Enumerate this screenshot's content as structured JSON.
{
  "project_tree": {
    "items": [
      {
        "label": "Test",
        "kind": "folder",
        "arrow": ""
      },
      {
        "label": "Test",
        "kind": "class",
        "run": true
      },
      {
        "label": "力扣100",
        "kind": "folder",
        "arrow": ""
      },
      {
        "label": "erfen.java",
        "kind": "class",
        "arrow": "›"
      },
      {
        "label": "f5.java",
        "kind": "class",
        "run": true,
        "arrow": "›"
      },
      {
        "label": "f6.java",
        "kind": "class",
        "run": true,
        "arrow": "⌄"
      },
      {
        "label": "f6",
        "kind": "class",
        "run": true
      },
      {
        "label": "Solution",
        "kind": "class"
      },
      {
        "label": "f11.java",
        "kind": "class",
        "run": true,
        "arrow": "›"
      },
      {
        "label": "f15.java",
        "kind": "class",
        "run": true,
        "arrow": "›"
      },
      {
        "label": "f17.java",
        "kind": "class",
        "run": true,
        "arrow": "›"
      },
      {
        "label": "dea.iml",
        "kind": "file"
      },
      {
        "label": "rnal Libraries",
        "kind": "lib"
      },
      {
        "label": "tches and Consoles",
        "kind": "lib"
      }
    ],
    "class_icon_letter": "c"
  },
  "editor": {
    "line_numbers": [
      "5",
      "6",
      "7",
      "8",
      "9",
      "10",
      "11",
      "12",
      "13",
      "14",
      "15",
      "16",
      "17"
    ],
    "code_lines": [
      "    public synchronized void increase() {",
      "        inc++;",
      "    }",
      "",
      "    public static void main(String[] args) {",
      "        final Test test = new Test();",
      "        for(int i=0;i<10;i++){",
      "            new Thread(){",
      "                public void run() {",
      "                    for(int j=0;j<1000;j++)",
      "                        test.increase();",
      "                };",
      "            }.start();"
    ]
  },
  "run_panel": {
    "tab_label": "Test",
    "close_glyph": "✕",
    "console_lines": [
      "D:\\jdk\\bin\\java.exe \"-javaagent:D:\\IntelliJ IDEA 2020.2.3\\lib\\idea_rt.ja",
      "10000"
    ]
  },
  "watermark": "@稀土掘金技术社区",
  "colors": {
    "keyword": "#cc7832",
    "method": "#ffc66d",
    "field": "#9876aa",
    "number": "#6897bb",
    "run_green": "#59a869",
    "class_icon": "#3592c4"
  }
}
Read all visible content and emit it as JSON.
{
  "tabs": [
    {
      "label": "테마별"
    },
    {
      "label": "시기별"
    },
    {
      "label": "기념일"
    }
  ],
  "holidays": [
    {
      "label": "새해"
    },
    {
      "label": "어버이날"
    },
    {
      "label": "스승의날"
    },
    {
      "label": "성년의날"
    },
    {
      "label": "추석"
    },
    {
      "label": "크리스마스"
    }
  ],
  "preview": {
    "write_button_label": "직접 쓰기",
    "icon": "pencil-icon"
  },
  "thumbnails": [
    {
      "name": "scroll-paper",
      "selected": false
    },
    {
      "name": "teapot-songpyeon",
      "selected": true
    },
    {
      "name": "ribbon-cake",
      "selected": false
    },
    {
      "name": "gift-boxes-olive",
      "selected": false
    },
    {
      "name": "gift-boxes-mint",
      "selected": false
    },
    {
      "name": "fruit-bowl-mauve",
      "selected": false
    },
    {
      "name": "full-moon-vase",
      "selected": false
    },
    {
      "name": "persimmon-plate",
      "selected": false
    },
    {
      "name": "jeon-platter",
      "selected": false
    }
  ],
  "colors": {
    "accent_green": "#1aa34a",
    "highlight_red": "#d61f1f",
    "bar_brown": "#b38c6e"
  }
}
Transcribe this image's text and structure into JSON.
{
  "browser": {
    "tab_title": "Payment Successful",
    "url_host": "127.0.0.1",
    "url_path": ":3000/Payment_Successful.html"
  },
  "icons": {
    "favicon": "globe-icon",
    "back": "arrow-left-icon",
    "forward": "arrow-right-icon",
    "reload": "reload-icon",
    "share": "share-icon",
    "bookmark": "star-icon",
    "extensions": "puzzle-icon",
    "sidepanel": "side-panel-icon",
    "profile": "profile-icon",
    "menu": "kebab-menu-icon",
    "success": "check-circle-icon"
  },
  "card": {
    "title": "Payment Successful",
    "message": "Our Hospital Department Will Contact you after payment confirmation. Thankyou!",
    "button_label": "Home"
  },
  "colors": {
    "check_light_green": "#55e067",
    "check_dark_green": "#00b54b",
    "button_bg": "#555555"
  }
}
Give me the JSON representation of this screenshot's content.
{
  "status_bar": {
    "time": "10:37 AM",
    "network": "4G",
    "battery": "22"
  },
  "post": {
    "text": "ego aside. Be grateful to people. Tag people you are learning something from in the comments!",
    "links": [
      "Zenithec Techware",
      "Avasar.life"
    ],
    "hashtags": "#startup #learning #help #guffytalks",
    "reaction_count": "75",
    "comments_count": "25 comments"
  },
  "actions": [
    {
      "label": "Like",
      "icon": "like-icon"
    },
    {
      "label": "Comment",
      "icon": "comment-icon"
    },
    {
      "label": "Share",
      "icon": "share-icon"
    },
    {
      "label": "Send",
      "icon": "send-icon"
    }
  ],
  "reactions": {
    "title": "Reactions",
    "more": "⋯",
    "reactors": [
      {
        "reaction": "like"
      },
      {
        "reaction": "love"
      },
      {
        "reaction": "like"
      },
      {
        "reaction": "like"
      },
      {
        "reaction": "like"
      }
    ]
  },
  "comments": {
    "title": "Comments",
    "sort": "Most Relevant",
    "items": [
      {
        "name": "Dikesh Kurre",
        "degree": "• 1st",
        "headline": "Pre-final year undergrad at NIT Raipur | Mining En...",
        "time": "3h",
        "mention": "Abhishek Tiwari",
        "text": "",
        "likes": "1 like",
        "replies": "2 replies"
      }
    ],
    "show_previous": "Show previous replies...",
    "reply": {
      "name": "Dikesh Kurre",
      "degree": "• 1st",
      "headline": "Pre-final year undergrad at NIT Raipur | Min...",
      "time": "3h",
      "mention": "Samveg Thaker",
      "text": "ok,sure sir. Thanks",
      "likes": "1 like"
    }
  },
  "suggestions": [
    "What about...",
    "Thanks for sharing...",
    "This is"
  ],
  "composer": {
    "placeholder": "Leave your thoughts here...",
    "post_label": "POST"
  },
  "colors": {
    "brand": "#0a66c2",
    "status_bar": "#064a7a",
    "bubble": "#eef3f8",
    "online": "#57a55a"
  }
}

=-=-=-=-=

■ Aim of the task ■
Without leaving anything out, quote all the data.

■ Full solution ■
Enumerate this screenshot's content as structured JSON.
{
  "project_tree": {
    "items": [
      {
        "label": "Test",
        "kind": "folder",
        "arrow": ""
      },
      {
        "label": "Test",
        "kind": "class",
        "run": true
      },
      {
        "label": "力扣100",
        "kind": "folder",
        "arrow": ""
      },
      {
        "label": "erfen.java",
        "kind": "class",
        "arrow": "›"
      },
      {
        "label": "f5.java",
        "kind": "class",
        "run": true,
        "arrow": "›"
      },
      {
        "label": "f6.java",
        "kind": "class",
        "run": true,
        "arrow": "⌄"
      },
      {
        "label": "f6",
        "kind": "class",
        "run": true
      },
      {
        "label": "Solution",
        "kind": "class"
      },
      {
        "label": "f11.java",
        "kind": "class",
        "run": true,
        "arrow": "›"
      },
      {
        "label": "f15.java",
        "kind": "class",
        "run": true,
        "arrow": "›"
      },
      {
        "label": "f17.java",
        "kind": "class",
        "run": true,
        "arrow": "›"
      },
      {
        "label": "dea.iml",
        "kind": "file"
      },
      {
        "label": "rnal Libraries",
        "kind": "lib"
      },
      {
        "label": "tches and Consoles",
        "kind": "lib"
      }
    ],
    "class_icon_letter": "c"
  },
  "editor": {
    "line_numbers": [
      "5",
      "6",
      "7",
      "8",
      "9",
      "10",
      "11",
      "12",
      "13",
      "14",
      "15",
      "16",
      "17"
    ],
    "code_lines": [
      "    public synchronized void increase() {",
      "        inc++;",
      "    }",
      "",
      "    public static void main(String[] args) {",
      "        final Test test = new Test();",
      "        for(int i=0;i<10;i++){",
      "            new Thread(){",
      "                public void run() {",
      "                    for(int j=0;j<1000;j++)",
      "                        test.increase();",
      "                };",
      "            }.start();"
    ]
  },
  "run_panel": {
    "tab_label": "Test",
    "close_glyph": "✕",
    "console_lines": [
      "D:\\jdk\\bin\\java.exe \"-javaagent:D:\\IntelliJ IDEA 2020.2.3\\lib\\idea_rt.ja",
      "10000"
    ]
  },
  "watermark": "@稀土掘金技术社区",
  "colors": {
    "keyword": "#cc7832",
    "method": "#ffc66d",
    "field": "#9876aa",
    "number": "#6897bb",
    "run_green": "#59a869",
    "class_icon": "#3592c4"
  }
}
Read all visible content and emit it as JSON.
{
  "tabs": [
    {
      "label": "테마별"
    },
    {
      "label": "시기별"
    },
    {
      "label": "기념일"
    }
  ],
  "holidays": [
    {
      "label": "새해"
    },
    {
      "label": "어버이날"
    },
    {
      "label": "스승의날"
    },
    {
      "label": "성년의날"
    },
    {
      "label": "추석"
    },
    {
      "label": "크리스마스"
    }
  ],
  "preview": {
    "write_button_label": "직접 쓰기",
    "icon": "pencil-icon"
  },
  "thumbnails": [
    {
      "name": "scroll-paper",
      "selected": false
    },
    {
      "name": "teapot-songpyeon",
      "selected": true
    },
    {
      "name": "ribbon-cake",
      "selected": false
    },
    {
      "name": "gift-boxes-olive",
      "selected": false
    },
    {
      "name": "gift-boxes-mint",
      "selected": false
    },
    {
      "name": "fruit-bowl-mauve",
      "selected": false
    },
    {
      "name": "full-moon-vase",
      "selected": false
    },
    {
      "name": "persimmon-plate",
      "selected": false
    },
    {
      "name": "jeon-platter",
      "selected": false
    }
  ],
  "colors": {
    "accent_green": "#1aa34a",
    "highlight_red": "#d61f1f",
    "bar_brown": "#b38c6e"
  }
}
Transcribe this image's text and structure into JSON.
{
  "browser": {
    "tab_title": "Payment Successful",
    "url_host": "127.0.0.1",
    "url_path": ":3000/Payment_Successful.html"
  },
  "icons": {
    "favicon": "globe-icon",
    "back": "arrow-left-icon",
    "forward": "arrow-right-icon",
    "reload": "reload-icon",
    "share": "share-icon",
    "bookmark": "star-icon",
    "extensions": "puzzle-icon",
    "sidepanel": "side-panel-icon",
    "profile": "profile-icon",
    "menu": "kebab-menu-icon",
    "success": "check-circle-icon"
  },
  "card": {
    "title": "Payment Successful",
    "message": "Our Hospital Department Will Contact you after payment confirmation. Thankyou!",
    "button_label": "Home"
  },
  "colors": {
    "check_light_green": "#55e067",
    "check_dark_green": "#00b54b",
    "button_bg": "#555555"
  }
}
Give me the JSON representation of this screenshot's content.
{
  "status_bar": {
    "time": "10:37 AM",
    "network": "4G",
    "battery": "22"
  },
  "post": {
    "text": "ego aside. Be grateful to people. Tag people you are learning something from in the comments!",
    "links": [
      "Zenithec Techware",
      "Avasar.life"
    ],
    "hashtags": "#startup #learning #help #guffytalks",
    "reaction_count": "75",
    "comments_count": "25 comments"
  },
  "actions": [
    {
      "label": "Like",
      "icon": "like-icon"
    },
    {
      "label": "Comment",
      "icon": "comment-icon"
    },
    {
      "label": "Share",
      "icon": "share-icon"
    },
    {
      "label": "Send",
      "icon": "send-icon"
    }
  ],
  "reactions": {
    "title": "Reactions",
    "more": "⋯",
    "reactors": [
      {
        "reaction": "like"
      },
      {
        "reaction": "love"
      },
      {
        "reaction": "like"
      },
      {
        "reaction": "like"
      },
      {
        "reaction": "like"
      }
    ]
  },
  "comments": {
    "title": "Comments",
    "sort": "Most Relevant",
    "items": [
      {
        "name": "Dikesh Kurre",
        "degree": "• 1st",
        "headline": "Pre-final year undergrad at NIT Raipur | Mining En...",
        "time": "3h",
        "mention": "Abhishek Tiwari",
        "text": "",
        "likes": "1 like",
        "replies": "2 replies"
      }
    ],
    "show_previous": "Show previous replies...",
    "reply": {
      "name": "Dikesh Kurre",
      "degree": "• 1st",
      "headline": "Pre-final year undergrad at NIT Raipur | Min...",
      "time": "3h",
      "mention": "Samveg Thaker",
      "text": "ok,sure sir. Thanks",
      "likes": "1 like"
    }
  },
  "suggestions": [
    "What about...",
    "Thanks for sharing...",
    "This is"
  ],
  "composer": {
    "placeholder": "Leave your thoughts here...",
    "post_label": "POST"
  },
  "colors": {
    "brand": "#0a66c2",
    "status_bar": "#064a7a",
    "bubble": "#eef3f8",
    "online": "#57a55a"
  }
}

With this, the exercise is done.